#### EXERCISE
Each line below should be quoted exactly, please.

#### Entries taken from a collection
::::::
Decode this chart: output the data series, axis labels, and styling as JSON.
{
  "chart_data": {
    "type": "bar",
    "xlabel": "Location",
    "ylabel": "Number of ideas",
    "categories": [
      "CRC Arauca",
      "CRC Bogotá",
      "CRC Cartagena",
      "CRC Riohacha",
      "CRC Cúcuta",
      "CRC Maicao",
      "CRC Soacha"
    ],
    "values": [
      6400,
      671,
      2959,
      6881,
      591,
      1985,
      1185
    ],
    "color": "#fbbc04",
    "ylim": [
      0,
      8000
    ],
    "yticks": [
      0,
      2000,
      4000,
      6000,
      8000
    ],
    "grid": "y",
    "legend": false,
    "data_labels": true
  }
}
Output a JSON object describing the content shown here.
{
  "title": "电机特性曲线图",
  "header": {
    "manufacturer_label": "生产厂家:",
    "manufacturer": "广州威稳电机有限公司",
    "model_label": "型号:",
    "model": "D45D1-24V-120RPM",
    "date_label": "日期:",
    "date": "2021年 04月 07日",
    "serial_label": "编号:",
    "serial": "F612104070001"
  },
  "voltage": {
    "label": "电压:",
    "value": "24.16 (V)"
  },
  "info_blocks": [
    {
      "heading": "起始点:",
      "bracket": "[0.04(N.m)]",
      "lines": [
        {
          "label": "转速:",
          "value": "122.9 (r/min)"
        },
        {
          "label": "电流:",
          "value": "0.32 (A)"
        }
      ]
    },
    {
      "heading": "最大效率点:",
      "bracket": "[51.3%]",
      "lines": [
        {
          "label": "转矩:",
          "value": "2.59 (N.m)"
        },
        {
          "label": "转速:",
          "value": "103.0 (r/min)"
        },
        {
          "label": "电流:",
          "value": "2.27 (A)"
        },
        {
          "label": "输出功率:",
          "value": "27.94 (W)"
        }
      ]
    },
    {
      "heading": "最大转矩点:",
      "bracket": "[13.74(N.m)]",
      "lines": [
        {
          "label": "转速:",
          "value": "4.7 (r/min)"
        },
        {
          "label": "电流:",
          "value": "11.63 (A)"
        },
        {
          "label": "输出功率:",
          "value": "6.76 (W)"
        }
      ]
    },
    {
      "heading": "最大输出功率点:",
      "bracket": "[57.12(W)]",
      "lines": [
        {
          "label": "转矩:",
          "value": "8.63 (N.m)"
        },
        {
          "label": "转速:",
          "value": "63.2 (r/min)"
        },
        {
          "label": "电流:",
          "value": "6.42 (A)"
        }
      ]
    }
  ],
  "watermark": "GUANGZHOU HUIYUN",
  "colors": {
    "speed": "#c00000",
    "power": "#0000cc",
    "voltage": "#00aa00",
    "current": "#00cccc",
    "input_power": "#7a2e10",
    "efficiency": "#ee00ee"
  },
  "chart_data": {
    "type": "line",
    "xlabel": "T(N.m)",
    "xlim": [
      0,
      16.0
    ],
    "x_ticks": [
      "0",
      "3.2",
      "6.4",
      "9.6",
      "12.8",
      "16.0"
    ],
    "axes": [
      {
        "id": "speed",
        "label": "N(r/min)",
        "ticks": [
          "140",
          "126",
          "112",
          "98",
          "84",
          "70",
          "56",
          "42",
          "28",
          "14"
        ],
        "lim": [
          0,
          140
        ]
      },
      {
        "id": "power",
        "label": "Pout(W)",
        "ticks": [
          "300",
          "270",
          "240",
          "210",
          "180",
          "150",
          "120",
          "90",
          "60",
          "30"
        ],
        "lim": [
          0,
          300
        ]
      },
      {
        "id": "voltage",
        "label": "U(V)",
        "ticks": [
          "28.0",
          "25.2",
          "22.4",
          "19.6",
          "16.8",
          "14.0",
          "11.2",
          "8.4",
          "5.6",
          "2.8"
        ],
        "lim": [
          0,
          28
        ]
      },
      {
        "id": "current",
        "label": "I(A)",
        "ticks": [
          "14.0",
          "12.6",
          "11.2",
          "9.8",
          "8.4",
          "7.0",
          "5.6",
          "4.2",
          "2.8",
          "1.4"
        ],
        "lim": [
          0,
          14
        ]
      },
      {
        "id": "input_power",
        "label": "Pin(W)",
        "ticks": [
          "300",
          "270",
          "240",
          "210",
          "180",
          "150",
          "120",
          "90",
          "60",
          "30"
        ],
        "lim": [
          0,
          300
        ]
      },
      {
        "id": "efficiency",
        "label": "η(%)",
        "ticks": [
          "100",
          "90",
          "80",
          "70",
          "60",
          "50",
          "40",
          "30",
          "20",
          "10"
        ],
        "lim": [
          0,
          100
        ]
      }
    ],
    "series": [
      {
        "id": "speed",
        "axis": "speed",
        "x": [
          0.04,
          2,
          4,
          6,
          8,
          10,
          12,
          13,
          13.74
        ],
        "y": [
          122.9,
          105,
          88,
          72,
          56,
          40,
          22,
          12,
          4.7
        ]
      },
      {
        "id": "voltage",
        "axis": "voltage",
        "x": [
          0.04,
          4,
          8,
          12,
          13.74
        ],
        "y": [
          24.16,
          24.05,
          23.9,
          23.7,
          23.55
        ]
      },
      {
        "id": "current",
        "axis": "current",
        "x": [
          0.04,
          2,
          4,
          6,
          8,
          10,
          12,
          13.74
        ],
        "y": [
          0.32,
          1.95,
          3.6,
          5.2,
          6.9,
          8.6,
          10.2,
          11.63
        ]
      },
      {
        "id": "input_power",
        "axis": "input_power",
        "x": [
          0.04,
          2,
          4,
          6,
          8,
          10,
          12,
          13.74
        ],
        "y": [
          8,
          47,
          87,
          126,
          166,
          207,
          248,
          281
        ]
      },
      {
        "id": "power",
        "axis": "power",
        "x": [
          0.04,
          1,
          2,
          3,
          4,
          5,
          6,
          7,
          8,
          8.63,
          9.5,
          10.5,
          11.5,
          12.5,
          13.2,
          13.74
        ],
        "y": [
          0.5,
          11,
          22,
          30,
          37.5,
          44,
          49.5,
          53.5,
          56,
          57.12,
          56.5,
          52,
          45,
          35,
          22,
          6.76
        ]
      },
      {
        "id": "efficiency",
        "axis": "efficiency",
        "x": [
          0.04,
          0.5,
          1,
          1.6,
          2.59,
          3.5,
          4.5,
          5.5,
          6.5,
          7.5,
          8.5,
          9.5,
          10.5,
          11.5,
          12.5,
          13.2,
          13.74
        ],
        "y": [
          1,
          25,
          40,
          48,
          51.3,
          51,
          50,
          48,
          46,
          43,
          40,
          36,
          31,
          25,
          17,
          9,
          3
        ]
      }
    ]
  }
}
::::::
#### RESULT
Decode this chart: output the data series, axis labels, and styling as JSON.
{
  "chart_data": {
    "type": "bar",
    "xlabel": "Location",
    "ylabel": "Number of ideas",
    "categories": [
      "CRC Arauca",
      "CRC Bogotá",
      "CRC Cartagena",
      "CRC Riohacha",
      "CRC Cúcuta",
      "CRC Maicao",
      "CRC Soacha"
    ],
    "values": [
      6400,
      671,
      2959,
      6881,
      591,
      1985,
      1185
    ],
    "color": "#fbbc04",
    "ylim": [
      0,
      8000
    ],
    "yticks": [
      0,
      2000,
      4000,
      6000,
      8000
    ],
    "grid": "y",
    "legend": false,
    "data_labels": true
  }
}
Output a JSON object describing the content shown here.
{
  "title": "电机特性曲线图",
  "header": {
    "manufacturer_label": "生产厂家:",
    "manufacturer": "广州威稳电机有限公司",
    "model_label": "型号:",
    "model": "D45D1-24V-120RPM",
    "date_label": "日期:",
    "date": "2021年 04月 07日",
    "serial_label": "编号:",
    "serial": "F612104070001"
  },
  "voltage": {
    "label": "电压:",
    "value": "24.16 (V)"
  },
  "info_blocks": [
    {
      "heading": "起始点:",
      "bracket": "[0.04(N.m)]",
      "lines": [
        {
          "label": "转速:",
          "value": "122.9 (r/min)"
        },
        {
          "label": "电流:",
          "value": "0.32 (A)"
        }
      ]
    },
    {
      "heading": "最大效率点:",
      "bracket": "[51.3%]",
      "lines": [
        {
          "label": "转矩:",
          "value": "2.59 (N.m)"
        },
        {
          "label": "转速:",
          "value": "103.0 (r/min)"
        },
        {
          "label": "电流:",
          "value": "2.27 (A)"
        },
        {
          "label": "输出功率:",
          "value": "27.94 (W)"
        }
      ]
    },
    {
      "heading": "最大转矩点:",
      "bracket": "[13.74(N.m)]",
      "lines": [
        {
          "label": "转速:",
          "value": "4.7 (r/min)"
        },
        {
          "label": "电流:",
          "value": "11.63 (A)"
        },
        {
          "label": "输出功率:",
          "value": "6.76 (W)"
        }
      ]
    },
    {
      "heading": "最大输出功率点:",
      "bracket": "[57.12(W)]",
      "lines": [
        {
          "label": "转矩:",
          "value": "8.63 (N.m)"
        },
        {
          "label": "转速:",
          "value": "63.2 (r/min)"
        },
        {
          "label": "电流:",
          "value": "6.42 (A)"
        }
      ]
    }
  ],
  "watermark": "GUANGZHOU HUIYUN",
  "colors": {
    "speed": "#c00000",
    "power": "#0000cc",
    "voltage": "#00aa00",
    "current": "#00cccc",
    "input_power": "#7a2e10",
    "efficiency": "#ee00ee"
  },
  "chart_data": {
    "type": "line",
    "xlabel": "T(N.m)",
    "xlim": [
      0,
      16.0
    ],
    "x_ticks": [
      "0",
      "3.2",
      "6.4",
      "9.6",
      "12.8",
      "16.0"
    ],
    "axes": [
      {
        "id": "speed",
        "label": "N(r/min)",
        "ticks": [
          "140",
          "126",
          "112",
          "98",
          "84",
          "70",
          "56",
          "42",
          "28",
          "14"
        ],
        "lim": [
          0,
          140
        ]
      },
      {
        "id": "power",
        "label": "Pout(W)",
        "ticks": [
          "300",
          "270",
          "240",
          "210",
          "180",
          "150",
          "120",
          "90",
          "60",
          "30"
        ],
        "lim": [
          0,
          300
        ]
      },
      {
        "id": "voltage",
        "label": "U(V)",
        "ticks": [
          "28.0",
          "25.2",
          "22.4",
          "19.6",
          "16.8",
          "14.0",
          "11.2",
          "8.4",
          "5.6",
          "2.8"
        ],
        "lim": [
          0,
          28
        ]
      },
      {
        "id": "current",
        "label": "I(A)",
        "ticks": [
          "14.0",
          "12.6",
          "11.2",
          "9.8",
          "8.4",
          "7.0",
          "5.6",
          "4.2",
          "2.8",
          "1.4"
        ],
        "lim": [
          0,
          14
        ]
      },
      {
        "id": "input_power",
        "label": "Pin(W)",
        "ticks": [
          "300",
          "270",
          "240",
          "210",
          "180",
          "150",
          "120",
          "90",
          "60",
          "30"
        ],
        "lim": [
          0,
          300
        ]
      },
      {
        "id": "efficiency",
        "label": "η(%)",
        "ticks": [
          "100",
          "90",
          "80",
          "70",
          "60",
          "50",
          "40",
          "30",
          "20",
          "10"
        ],
        "lim": [
          0,
          100
        ]
      }
    ],
    "series": [
      {
        "id": "speed",
        "axis": "speed",
        "x": [
          0.04,
          2,
          4,
          6,
          8,
          10,
          12,
          13,
          13.74
        ],
        "y": [
          122.9,
          105,
          88,
          72,
          56,
          40,
          22,
          12,
          4.7
        ]
      },
      {
        "id": "voltage",
        "axis": "voltage",
        "x": [
          0.04,
          4,
          8,
          12,
          13.74
        ],
        "y": [
          24.16,
          24.05,
          23.9,
          23.7,
          23.55
        ]
      },
      {
        "id": "current",
        "axis": "current",
        "x": [
          0.04,
          2,
          4,
          6,
          8,
          10,
          12,
          13.74
        ],
        "y": [
          0.32,
          1.95,
          3.6,
          5.2,
          6.9,
          8.6,
          10.2,
          11.63
        ]
      },
      {
        "id": "input_power",
        "axis": "input_power",
        "x": [
          0.04,
          2,
          4,
          6,
          8,
          10,
          12,
          13.74
        ],
        "y": [
          8,
          47,
          87,
          126,
          166,
          207,
          248,
          281
        ]
      },
      {
        "id": "power",
        "axis": "power",
        "x": [
          0.04,
          1,
          2,
          3,
          4,
          5,
          6,
          7,
          8,
          8.63,
          9.5,
          10.5,
          11.5,
          12.5,
          13.2,
          13.74
        ],
        "y": [
          0.5,
          11,
          22,
          30,
          37.5,
          44,
          49.5,
          53.5,
          56,
          57.12,
          56.5,
          52,
          45,
          35,
          22,
          6.76
        ]
      },
      {
        "id": "efficiency",
        "axis": "efficiency",
        "x": [
          0.04,
          0.5,
          1,
          1.6,
          2.59,
          3.5,
          4.5,
          5.5,
          6.5,
          7.5,
          8.5,
          9.5,
          10.5,
          11.5,
          12.5,
          13.2,
          13.74
        ],
        "y": [
          1,
          25,
          40,
          48,
          51.3,
          51,
          50,
          48,
          46,
          43,
          40,
          36,
          31,
          25,
          17,
          9,
          3
        ]
      }
    ]
  }
}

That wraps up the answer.